INSTRUCCIÓN DE TRABAJO -
Reescribe el fragmento del texto sobre el ojo clínico que va desde "Que nunca olvidaré" hasta "tan impertinente personajillo.", ambos incluidos, poniendo "individuo" en lugar de "personajillo".

TEXTO PROPORCIONADO -

***

Por desgracia, en la familia estamos preocupados por la
salud de nuestra madre. Prestar de nuevo atención a la medicina ha traído
remembranzas de tiempos pretéritos, cuando en el pueblo se daba el aviso de que
en casa había un enfermo y enseguida acudía desde el pueblo de al lado el señor
médico, don José María, con su Dos Caballos, maletín en mano y saludos a los
presentes antes de entrar en la alcoba donde se hallaba el paciente. Todos
alababan en don José María su excelente ojo clínico, aunque la principal razón
que unía a este con todos los habitantes de la Ramajería era la bonhomía, la proximidad,
la afabilidad, la paciencia sabia y humilde con que trataba a los aldeanos y el
conocimiento preciso de todas las circunstancias familiares y campesinas que
los afligían.
Se lo comento a una amiga, médico radióloga. Lo confirma sin
discusión: esa medicina ya no existe, se ha perdido. Los médicos son pobladores
afligidos de los centros de salud que ni siquiera te hablan con respeto o
educación. Sedicentes sacerdotes albos de un conocimiento que creen arcano, y que
no es otra cosa que un checklist (hasta
para un resfriado se hace una prueba tras otra, todas “para descartar”, que en
eso consiste la medicina actual, en aplicar la lógica de los descartes), pocos saben
interpretar síntomas y todos se esconden en los protocolos, la expendeduría de recetas
y la interpretación de análisis con dos columnas (la buena y la real). Están
deshumanizados. Como casi todo ya, para qué engañarnos.
El ojo clínico es un concepto en desuso, anacrónico, que
denota arbitrariedad. Hoy la naturaleza humana confía en la evidencia
científica, en el resultado de una semana de pruebas y análisis, acaso por no
confiar demasiado en el talento y la práctica de los galenos. Dirán ustedes que
los conocimientos y el saber no dependen de la petulancia, pero sí la intuición
y el buen criterio, asignaturas que no se cursan en ninguna carrera.
No lo llamen ojo clínico: lo de don José María era una
pericia que ya quisieran para sí mismos muchos de los médicos con los que me he
topado y a quienes no confiaría ni la diagnosis de un resfriado (no lo hago).
Que nunca olvidaré cómo una MIR quiso ingresar a Queco, siendo bebé de pocos
meses, por creer que sus pupilas asimétricas eran evidencia de un tumor en el
hígado; como tampoco olvidaré la aflicción innecesaria a que sometió a su madre
ni la displicencia con que hube de despachar a tan impertinente personajillo.

***

EXTRACTOS DE REGISTROS -
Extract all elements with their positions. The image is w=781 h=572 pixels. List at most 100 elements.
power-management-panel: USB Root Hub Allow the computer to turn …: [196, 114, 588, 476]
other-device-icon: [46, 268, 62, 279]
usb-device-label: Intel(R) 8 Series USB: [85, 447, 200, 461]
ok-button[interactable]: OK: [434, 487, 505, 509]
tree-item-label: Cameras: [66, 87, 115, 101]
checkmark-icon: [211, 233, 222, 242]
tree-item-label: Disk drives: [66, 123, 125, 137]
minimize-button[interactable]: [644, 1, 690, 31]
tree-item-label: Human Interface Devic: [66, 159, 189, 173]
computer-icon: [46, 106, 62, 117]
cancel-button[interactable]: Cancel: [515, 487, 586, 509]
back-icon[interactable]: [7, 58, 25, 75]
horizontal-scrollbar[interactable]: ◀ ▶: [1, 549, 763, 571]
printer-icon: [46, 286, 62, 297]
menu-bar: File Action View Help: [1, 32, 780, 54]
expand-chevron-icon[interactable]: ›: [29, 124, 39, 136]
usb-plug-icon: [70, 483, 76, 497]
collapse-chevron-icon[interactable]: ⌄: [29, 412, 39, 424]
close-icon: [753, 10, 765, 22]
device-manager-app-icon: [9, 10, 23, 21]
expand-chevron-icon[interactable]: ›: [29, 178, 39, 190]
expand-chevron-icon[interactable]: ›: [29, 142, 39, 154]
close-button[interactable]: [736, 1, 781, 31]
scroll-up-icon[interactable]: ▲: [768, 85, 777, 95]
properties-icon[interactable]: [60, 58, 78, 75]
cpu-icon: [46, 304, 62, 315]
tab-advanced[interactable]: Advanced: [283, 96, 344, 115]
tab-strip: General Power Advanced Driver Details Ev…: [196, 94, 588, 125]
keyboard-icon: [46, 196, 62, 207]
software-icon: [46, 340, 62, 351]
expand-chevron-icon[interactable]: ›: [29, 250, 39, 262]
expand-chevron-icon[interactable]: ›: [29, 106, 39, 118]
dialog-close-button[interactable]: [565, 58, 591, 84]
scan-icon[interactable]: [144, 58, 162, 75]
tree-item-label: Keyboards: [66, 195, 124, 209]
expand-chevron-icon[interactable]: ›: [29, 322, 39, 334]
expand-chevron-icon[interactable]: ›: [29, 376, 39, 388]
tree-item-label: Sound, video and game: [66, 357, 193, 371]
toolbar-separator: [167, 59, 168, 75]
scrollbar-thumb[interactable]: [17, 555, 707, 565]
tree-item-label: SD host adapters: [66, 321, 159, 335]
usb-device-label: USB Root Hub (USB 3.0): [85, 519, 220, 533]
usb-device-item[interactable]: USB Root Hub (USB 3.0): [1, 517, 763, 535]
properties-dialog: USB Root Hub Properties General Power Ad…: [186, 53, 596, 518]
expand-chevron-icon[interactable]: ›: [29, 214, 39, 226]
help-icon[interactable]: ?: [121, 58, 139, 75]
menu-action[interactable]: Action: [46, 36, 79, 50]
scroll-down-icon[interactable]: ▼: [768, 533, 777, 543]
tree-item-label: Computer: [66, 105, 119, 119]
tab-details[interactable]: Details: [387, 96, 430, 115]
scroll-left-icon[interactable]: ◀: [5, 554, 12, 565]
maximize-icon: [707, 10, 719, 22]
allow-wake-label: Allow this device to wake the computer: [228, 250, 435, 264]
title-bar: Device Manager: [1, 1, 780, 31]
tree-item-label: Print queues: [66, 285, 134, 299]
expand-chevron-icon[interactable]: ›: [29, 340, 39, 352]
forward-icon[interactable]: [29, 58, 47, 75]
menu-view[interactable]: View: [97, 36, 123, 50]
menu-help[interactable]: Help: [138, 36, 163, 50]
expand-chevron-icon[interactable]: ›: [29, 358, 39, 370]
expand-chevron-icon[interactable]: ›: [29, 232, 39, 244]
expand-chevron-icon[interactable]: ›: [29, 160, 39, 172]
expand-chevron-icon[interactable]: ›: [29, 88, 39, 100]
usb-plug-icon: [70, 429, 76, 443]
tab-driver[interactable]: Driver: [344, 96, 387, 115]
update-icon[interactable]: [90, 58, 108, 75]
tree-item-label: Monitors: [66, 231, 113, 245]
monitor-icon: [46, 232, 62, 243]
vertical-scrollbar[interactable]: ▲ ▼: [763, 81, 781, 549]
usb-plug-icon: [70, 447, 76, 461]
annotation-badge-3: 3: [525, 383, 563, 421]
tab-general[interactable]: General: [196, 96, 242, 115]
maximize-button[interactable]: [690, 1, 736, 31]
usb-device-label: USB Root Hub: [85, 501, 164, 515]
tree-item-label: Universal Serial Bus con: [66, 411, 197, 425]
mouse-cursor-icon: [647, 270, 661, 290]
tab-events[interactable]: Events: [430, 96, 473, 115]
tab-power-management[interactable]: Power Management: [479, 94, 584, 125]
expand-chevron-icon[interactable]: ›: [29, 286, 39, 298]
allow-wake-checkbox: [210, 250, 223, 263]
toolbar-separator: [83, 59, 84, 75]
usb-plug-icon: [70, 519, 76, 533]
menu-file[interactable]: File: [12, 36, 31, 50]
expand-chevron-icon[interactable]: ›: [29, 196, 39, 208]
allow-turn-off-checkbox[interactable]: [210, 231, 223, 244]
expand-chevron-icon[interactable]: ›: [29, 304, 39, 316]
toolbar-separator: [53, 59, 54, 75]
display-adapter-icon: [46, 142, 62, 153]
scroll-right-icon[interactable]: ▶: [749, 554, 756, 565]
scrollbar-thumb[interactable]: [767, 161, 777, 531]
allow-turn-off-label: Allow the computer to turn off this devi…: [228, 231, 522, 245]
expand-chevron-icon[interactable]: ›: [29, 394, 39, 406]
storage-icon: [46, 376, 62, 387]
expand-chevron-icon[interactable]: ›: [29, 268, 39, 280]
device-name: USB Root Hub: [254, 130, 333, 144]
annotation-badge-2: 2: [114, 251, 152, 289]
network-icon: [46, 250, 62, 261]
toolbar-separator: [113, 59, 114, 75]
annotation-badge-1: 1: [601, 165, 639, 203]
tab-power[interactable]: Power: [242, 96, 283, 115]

***

RESPUESTA A LA TAREA -
Que nunca olvidaré cómo una MIR quiso ingresar a Queco, siendo bebé de pocos
meses, por creer que sus pupilas asimétricas eran evidencia de un tumor en el
hígado; como tampoco olvidaré la aflicción innecesaria a que sometió a su madre
ni la displicencia con que hube de despachar a tan impertinente individuo.